Set down, in full, every record in the block.

→ **Stored data**:

===============

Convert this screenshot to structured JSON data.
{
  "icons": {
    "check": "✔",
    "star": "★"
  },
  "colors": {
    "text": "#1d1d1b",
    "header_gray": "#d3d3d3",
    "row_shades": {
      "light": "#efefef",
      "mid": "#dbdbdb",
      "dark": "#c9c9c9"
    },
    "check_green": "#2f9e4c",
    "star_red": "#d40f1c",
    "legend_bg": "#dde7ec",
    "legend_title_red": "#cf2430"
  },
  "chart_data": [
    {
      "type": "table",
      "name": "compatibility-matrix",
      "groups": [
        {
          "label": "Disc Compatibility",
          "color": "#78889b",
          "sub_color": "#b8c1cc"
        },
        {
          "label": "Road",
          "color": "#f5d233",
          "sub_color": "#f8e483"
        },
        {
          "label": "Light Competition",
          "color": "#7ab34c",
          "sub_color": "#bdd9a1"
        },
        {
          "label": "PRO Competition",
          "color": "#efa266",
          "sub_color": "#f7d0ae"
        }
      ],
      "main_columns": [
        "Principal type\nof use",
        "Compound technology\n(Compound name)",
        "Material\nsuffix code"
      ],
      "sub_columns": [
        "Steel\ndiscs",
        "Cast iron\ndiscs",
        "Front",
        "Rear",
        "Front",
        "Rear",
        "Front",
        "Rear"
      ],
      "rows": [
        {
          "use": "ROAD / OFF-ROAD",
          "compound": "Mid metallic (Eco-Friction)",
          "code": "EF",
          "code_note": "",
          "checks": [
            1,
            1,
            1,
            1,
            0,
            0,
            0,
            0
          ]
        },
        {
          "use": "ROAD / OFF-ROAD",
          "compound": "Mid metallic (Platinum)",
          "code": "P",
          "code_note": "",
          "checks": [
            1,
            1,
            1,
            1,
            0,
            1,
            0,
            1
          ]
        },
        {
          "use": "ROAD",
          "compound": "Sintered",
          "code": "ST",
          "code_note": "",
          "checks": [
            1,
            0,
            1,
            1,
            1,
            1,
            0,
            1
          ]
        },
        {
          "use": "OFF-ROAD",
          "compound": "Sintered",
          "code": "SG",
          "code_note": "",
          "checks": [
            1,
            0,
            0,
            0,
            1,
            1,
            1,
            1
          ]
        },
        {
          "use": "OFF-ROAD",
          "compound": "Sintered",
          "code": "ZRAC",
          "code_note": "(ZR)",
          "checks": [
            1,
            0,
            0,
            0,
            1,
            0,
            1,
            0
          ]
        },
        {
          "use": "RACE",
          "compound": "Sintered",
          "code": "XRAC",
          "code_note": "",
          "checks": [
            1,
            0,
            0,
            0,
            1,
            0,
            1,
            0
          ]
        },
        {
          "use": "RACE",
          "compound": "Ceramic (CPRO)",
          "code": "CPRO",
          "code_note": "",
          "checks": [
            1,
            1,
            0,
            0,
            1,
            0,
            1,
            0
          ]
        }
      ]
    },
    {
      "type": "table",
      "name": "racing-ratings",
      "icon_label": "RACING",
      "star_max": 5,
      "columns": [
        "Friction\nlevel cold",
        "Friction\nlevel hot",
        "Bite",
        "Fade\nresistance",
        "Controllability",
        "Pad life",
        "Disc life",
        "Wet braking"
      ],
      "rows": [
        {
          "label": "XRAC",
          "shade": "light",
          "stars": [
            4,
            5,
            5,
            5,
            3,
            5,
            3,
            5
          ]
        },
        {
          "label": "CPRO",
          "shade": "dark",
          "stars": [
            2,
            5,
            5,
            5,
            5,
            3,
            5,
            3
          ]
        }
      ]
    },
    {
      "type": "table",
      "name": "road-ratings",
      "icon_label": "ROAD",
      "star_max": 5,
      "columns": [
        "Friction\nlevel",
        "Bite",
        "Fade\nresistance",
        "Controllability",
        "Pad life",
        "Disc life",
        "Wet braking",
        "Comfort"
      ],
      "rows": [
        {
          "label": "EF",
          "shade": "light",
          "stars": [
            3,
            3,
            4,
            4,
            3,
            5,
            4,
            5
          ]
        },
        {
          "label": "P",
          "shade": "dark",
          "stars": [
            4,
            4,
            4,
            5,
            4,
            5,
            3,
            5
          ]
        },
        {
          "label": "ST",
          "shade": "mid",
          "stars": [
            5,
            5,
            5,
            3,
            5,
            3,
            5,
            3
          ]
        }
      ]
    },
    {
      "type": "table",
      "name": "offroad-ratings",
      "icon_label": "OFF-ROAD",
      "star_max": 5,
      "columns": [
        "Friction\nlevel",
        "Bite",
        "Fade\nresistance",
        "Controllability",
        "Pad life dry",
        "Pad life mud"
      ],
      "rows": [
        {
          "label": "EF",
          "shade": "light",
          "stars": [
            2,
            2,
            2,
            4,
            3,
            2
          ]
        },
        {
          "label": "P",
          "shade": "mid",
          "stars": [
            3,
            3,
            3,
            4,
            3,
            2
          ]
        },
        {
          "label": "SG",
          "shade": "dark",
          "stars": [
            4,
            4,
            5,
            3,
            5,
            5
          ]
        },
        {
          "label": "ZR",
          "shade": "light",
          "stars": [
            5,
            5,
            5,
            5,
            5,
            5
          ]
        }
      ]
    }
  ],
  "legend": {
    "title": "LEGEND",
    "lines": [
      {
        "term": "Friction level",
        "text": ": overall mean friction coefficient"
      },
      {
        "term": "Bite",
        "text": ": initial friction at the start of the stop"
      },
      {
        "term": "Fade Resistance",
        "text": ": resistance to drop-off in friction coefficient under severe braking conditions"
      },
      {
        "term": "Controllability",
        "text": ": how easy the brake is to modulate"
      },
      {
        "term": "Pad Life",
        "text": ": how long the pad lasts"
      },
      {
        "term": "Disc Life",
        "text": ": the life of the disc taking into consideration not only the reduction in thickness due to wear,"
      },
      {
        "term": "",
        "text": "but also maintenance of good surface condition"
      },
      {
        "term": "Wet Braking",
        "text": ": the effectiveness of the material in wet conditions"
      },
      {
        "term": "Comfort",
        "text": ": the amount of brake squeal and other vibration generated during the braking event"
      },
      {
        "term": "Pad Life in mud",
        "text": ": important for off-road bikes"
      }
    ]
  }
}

===============

→ **Solution for this task**:
Convert this screenshot to structured JSON data.
{
  "icons": {
    "check": "✔",
    "star": "★"
  },
  "colors": {
    "text": "#1d1d1b",
    "header_gray": "#d3d3d3",
    "row_shades": {
      "light": "#efefef",
      "mid": "#dbdbdb",
      "dark": "#c9c9c9"
    },
    "check_green": "#2f9e4c",
    "star_red": "#d40f1c",
    "legend_bg": "#dde7ec",
    "legend_title_red": "#cf2430"
  },
  "chart_data": [
    {
      "type": "table",
      "name": "compatibility-matrix",
      "groups": [
        {
          "label": "Disc Compatibility",
          "color": "#78889b",
          "sub_color": "#b8c1cc"
        },
        {
          "label": "Road",
          "color": "#f5d233",
          "sub_color": "#f8e483"
        },
        {
          "label": "Light Competition",
          "color": "#7ab34c",
          "sub_color": "#bdd9a1"
        },
        {
          "label": "PRO Competition",
          "color": "#efa266",
          "sub_color": "#f7d0ae"
        }
      ],
      "main_columns": [
        "Principal type\nof use",
        "Compound technology\n(Compound name)",
        "Material\nsuffix code"
      ],
      "sub_columns": [
        "Steel\ndiscs",
        "Cast iron\ndiscs",
        "Front",
        "Rear",
        "Front",
        "Rear",
        "Front",
        "Rear"
      ],
      "rows": [
        {
          "use": "ROAD / OFF-ROAD",
          "compound": "Mid metallic (Eco-Friction)",
          "code": "EF",
          "code_note": "",
          "checks": [
            1,
            1,
            1,
            1,
            0,
            0,
            0,
            0
          ]
        },
        {
          "use": "ROAD / OFF-ROAD",
          "compound": "Mid metallic (Platinum)",
          "code": "P",
          "code_note": "",
          "checks": [
            1,
            1,
            1,
            1,
            0,
            1,
            0,
            1
          ]
        },
        {
          "use": "ROAD",
          "compound": "Sintered",
          "code": "ST",
          "code_note": "",
          "checks": [
            1,
            0,
            1,
            1,
            1,
            1,
            0,
            1
          ]
        },
        {
          "use": "OFF-ROAD",
          "compound": "Sintered",
          "code": "SG",
          "code_note": "",
          "checks": [
            1,
            0,
            0,
            0,
            1,
            1,
            1,
            1
          ]
        },
        {
          "use": "OFF-ROAD",
          "compound": "Sintered",
          "code": "ZRAC",
          "code_note": "(ZR)",
          "checks": [
            1,
            0,
            0,
            0,
            1,
            0,
            1,
            0
          ]
        },
        {
          "use": "RACE",
          "compound": "Sintered",
          "code": "XRAC",
          "code_note": "",
          "checks": [
            1,
            0,
            0,
            0,
            1,
            0,
            1,
            0
          ]
        },
        {
          "use": "RACE",
          "compound": "Ceramic (CPRO)",
          "code": "CPRO",
          "code_note": "",
          "checks": [
            1,
            1,
            0,
            0,
            1,
            0,
            1,
            0
          ]
        }
      ]
    },
    {
      "type": "table",
      "name": "racing-ratings",
      "icon_label": "RACING",
      "star_max": 5,
      "columns": [
        "Friction\nlevel cold",
        "Friction\nlevel hot",
        "Bite",
        "Fade\nresistance",
        "Controllability",
        "Pad life",
        "Disc life",
        "Wet braking"
      ],
      "rows": [
        {
          "label": "XRAC",
          "shade": "light",
          "stars": [
            4,
            5,
            5,
            5,
            3,
            5,
            3,
            5
          ]
        },
        {
          "label": "CPRO",
          "shade": "dark",
          "stars": [
            2,
            5,
            5,
            5,
            5,
            3,
            5,
            3
          ]
        }
      ]
    },
    {
      "type": "table",
      "name": "road-ratings",
      "icon_label": "ROAD",
      "star_max": 5,
      "columns": [
        "Friction\nlevel",
        "Bite",
        "Fade\nresistance",
        "Controllability",
        "Pad life",
        "Disc life",
        "Wet braking",
        "Comfort"
      ],
      "rows": [
        {
          "label": "EF",
          "shade": "light",
          "stars": [
            3,
            3,
            4,
            4,
            3,
            5,
            4,
            5
          ]
        },
        {
          "label": "P",
          "shade": "dark",
          "stars": [
            4,
            4,
            4,
            5,
            4,
            5,
            3,
            5
          ]
        },
        {
          "label": "ST",
          "shade": "mid",
          "stars": [
            5,
            5,
            5,
            3,
            5,
            3,
            5,
            3
          ]
        }
      ]
    },
    {
      "type": "table",
      "name": "offroad-ratings",
      "icon_label": "OFF-ROAD",
      "star_max": 5,
      "columns": [
        "Friction\nlevel",
        "Bite",
        "Fade\nresistance",
        "Controllability",
        "Pad life dry",
        "Pad life mud"
      ],
      "rows": [
        {
          "label": "EF",
          "shade": "light",
          "stars": [
            2,
            2,
            2,
            4,
            3,
            2
          ]
        },
        {
          "label": "P",
          "shade": "mid",
          "stars": [
            3,
            3,
            3,
            4,
            3,
            2
          ]
        },
        {
          "label": "SG",
          "shade": "dark",
          "stars": [
            4,
            4,
            5,
            3,
            5,
            5
          ]
        },
        {
          "label": "ZR",
          "shade": "light",
          "stars": [
            5,
            5,
            5,
            5,
            5,
            5
          ]
        }
      ]
    }
  ],
  "legend": {
    "title": "LEGEND",
    "lines": [
      {
        "term": "Friction level",
        "text": ": overall mean friction coefficient"
      },
      {
        "term": "Bite",
        "text": ": initial friction at the start of the stop"
      },
      {
        "term": "Fade Resistance",
        "text": ": resistance to drop-off in friction coefficient under severe braking conditions"
      },
      {
        "term": "Controllability",
        "text": ": how easy the brake is to modulate"
      },
      {
        "term": "Pad Life",
        "text": ": how long the pad lasts"
      },
      {
        "term": "Disc Life",
        "text": ": the life of the disc taking into consideration not only the reduction in thickness due to wear,"
      },
      {
        "term": "",
        "text": "but also maintenance of good surface condition"
      },
      {
        "term": "Wet Braking",
        "text": ": the effectiveness of the material in wet conditions"
      },
      {
        "term": "Comfort",
        "text": ": the amount of brake squeal and other vibration generated during the braking event"
      },
      {
        "term": "Pad Life in mud",
        "text": ": important for off-road bikes"
      }
    ]
  }
}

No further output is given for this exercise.